Work required. Locate the lines where "date" occurs and copy them as they stand.

Raw records.

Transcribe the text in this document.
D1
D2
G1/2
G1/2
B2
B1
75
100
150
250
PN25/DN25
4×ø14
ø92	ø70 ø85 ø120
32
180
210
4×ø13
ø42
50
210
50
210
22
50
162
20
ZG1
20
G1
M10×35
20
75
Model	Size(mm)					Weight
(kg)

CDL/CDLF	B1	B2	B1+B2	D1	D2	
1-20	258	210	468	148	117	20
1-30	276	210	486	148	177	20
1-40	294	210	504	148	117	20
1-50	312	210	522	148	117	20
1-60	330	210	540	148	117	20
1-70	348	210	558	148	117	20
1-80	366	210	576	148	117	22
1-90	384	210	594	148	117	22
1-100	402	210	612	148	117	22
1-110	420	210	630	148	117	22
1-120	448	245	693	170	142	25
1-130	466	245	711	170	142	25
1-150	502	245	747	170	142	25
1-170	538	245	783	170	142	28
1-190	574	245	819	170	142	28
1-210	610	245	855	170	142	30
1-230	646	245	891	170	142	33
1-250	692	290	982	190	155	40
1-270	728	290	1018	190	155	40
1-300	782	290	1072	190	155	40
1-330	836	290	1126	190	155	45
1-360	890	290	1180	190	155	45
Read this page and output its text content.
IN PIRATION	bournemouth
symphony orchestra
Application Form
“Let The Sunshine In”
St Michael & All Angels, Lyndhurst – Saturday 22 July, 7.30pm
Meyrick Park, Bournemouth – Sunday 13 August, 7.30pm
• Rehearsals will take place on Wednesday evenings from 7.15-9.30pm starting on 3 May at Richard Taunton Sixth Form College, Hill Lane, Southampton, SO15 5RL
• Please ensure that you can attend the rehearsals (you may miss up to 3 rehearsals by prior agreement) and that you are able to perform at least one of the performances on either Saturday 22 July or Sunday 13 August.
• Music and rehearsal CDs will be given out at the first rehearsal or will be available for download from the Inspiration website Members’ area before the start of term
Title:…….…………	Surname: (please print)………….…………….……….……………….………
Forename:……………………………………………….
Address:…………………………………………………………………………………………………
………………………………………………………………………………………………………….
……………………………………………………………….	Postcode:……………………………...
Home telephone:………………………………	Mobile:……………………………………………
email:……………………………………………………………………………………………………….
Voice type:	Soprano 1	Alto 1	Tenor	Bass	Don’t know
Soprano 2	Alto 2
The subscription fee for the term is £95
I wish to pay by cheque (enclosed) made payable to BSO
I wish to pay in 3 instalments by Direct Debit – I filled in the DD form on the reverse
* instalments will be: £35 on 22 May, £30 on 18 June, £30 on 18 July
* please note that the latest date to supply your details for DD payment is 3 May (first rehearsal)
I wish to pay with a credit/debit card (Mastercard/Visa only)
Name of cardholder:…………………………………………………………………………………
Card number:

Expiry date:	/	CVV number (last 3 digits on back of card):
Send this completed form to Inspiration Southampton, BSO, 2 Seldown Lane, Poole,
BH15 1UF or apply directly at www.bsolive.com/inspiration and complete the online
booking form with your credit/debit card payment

...

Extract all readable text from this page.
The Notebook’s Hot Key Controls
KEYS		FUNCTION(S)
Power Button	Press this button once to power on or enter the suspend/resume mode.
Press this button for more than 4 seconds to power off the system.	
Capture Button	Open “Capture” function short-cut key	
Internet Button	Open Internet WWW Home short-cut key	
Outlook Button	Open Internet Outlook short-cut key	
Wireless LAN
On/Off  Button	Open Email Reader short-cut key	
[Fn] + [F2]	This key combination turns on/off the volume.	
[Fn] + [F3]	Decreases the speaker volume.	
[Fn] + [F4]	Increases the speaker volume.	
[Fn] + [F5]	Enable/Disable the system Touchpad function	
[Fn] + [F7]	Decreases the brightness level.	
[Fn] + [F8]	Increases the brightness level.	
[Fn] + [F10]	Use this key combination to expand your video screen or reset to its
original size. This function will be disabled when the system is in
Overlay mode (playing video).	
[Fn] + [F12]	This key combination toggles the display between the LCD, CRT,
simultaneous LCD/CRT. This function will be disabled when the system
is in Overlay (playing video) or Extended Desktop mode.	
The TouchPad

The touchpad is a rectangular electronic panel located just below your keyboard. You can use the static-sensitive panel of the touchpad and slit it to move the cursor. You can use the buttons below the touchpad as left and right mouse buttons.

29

...

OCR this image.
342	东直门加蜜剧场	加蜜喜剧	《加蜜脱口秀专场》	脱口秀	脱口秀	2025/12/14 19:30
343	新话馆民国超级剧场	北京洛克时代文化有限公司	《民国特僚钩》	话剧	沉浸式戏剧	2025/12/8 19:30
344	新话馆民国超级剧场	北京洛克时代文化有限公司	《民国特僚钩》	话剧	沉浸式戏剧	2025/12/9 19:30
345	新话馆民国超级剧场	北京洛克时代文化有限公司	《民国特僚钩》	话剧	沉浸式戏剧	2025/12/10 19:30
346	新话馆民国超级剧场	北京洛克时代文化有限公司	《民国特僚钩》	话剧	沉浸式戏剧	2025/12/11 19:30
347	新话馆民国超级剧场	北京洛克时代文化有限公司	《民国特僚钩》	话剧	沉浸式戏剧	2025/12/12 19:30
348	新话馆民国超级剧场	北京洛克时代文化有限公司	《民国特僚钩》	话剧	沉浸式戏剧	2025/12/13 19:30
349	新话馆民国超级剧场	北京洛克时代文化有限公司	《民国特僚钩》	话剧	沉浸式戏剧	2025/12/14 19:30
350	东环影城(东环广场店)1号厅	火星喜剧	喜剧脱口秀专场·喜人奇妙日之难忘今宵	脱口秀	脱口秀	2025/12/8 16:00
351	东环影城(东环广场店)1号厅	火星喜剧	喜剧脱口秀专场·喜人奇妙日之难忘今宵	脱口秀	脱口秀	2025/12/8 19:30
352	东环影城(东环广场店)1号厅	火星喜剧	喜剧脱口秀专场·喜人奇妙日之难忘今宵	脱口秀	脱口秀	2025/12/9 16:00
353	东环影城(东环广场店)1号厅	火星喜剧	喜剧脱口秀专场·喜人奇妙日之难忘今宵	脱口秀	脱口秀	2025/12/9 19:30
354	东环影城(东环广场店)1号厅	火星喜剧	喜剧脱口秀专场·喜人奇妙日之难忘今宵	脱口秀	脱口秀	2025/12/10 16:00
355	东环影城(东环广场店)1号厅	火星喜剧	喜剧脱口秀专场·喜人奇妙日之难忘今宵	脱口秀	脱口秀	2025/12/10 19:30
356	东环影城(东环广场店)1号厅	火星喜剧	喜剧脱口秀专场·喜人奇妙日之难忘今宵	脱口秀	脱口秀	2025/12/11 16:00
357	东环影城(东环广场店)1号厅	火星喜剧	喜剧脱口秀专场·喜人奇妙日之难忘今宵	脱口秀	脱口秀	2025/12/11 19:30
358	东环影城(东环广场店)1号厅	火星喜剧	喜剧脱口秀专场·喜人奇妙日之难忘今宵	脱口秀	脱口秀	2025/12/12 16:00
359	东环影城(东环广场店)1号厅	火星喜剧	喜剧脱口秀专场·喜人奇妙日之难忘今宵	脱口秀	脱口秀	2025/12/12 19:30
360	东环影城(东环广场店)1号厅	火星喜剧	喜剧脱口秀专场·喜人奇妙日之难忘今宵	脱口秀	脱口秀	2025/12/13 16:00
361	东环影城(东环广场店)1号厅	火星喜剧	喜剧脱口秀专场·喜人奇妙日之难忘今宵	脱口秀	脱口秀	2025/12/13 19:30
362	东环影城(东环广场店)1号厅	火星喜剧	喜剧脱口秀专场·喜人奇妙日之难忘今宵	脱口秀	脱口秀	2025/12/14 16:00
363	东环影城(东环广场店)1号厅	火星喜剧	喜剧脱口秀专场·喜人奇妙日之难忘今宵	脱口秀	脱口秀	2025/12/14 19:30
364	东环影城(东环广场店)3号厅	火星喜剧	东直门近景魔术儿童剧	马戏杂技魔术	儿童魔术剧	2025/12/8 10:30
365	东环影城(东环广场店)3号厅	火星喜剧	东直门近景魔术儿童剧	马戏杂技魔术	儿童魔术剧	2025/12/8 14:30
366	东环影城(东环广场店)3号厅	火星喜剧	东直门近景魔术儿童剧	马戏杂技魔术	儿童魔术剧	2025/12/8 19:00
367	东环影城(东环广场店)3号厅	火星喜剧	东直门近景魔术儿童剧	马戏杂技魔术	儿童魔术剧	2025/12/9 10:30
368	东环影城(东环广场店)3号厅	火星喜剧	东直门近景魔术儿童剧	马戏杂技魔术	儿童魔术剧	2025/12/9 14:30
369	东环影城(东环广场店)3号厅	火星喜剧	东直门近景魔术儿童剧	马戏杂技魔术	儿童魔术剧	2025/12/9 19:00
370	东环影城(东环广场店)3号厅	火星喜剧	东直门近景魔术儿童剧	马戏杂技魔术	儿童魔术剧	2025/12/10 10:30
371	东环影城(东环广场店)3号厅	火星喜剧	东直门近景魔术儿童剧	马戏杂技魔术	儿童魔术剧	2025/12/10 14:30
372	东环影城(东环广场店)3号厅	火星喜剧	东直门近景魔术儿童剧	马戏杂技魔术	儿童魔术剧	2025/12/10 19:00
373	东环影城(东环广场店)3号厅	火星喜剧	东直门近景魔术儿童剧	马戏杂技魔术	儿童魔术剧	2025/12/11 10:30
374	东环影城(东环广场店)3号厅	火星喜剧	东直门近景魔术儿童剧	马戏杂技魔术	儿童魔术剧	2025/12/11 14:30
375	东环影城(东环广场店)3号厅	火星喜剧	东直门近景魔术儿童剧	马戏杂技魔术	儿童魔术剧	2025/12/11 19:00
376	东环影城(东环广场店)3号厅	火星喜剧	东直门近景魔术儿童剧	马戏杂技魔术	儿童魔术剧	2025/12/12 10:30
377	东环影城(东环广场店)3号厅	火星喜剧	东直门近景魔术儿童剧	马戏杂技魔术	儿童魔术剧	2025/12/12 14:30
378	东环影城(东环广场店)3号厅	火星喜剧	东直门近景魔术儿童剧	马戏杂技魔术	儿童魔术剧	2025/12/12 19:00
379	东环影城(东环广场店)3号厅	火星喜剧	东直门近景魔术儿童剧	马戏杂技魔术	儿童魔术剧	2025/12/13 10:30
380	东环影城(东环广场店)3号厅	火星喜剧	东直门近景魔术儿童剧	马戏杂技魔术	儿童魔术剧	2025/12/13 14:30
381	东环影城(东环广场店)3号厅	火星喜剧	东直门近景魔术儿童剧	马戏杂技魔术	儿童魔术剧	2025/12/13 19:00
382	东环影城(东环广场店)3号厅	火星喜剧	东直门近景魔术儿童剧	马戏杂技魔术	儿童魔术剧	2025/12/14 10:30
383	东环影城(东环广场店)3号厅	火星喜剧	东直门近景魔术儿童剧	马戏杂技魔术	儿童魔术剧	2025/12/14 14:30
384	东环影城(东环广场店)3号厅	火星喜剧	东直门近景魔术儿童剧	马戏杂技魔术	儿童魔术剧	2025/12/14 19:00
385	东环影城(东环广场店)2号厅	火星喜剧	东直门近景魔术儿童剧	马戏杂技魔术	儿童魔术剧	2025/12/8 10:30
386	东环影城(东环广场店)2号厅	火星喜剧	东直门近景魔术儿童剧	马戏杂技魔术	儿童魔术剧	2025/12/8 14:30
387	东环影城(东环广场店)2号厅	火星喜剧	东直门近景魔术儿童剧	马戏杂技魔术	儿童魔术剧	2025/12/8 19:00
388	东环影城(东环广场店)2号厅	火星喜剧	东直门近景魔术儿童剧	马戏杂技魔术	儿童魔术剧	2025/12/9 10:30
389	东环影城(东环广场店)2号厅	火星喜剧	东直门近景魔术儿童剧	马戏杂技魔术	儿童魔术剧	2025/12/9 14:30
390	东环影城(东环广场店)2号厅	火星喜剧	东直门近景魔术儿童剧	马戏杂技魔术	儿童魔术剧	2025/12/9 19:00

Finished answer.
* please note that the latest date to supply your details for DD payment is 3 May (first rehearsal)
Expiry date:	/	CVV number (last 3 digits on back of card):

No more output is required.